__PROBLEM TO SOLVE__
Where a line holds the word "Professor", copy that line.

(Excerpt from a dataset)
==============================

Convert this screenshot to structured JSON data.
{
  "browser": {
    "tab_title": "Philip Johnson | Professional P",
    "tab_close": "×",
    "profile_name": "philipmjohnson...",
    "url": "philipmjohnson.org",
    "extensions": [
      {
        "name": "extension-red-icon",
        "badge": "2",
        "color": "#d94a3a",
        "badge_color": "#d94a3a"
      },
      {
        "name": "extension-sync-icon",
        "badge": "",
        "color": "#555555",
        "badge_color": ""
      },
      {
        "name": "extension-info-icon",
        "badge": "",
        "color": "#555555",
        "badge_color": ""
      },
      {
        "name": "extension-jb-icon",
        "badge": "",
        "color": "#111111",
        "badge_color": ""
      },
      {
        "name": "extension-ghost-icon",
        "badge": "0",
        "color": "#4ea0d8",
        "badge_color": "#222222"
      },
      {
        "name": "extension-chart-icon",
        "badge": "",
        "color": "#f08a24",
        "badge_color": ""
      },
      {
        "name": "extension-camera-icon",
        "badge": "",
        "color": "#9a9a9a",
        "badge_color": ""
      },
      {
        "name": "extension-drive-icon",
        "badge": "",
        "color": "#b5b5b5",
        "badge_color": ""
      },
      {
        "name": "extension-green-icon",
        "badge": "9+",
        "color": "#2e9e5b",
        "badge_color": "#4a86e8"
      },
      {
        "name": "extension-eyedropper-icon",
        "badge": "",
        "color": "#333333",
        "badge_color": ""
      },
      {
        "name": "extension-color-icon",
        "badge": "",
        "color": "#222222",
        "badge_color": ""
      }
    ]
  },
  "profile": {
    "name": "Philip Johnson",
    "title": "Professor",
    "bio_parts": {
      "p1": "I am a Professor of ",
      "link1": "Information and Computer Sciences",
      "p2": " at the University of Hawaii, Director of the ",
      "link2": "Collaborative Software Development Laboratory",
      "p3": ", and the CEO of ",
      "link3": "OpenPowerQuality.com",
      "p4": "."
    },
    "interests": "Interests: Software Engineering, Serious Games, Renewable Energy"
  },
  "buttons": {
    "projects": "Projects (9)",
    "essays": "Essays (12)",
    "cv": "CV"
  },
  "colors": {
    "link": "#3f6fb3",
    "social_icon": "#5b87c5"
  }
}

==============================

__OUTPUT BELOW__
    "title": "Professor",
      "p1": "I am a Professor of ",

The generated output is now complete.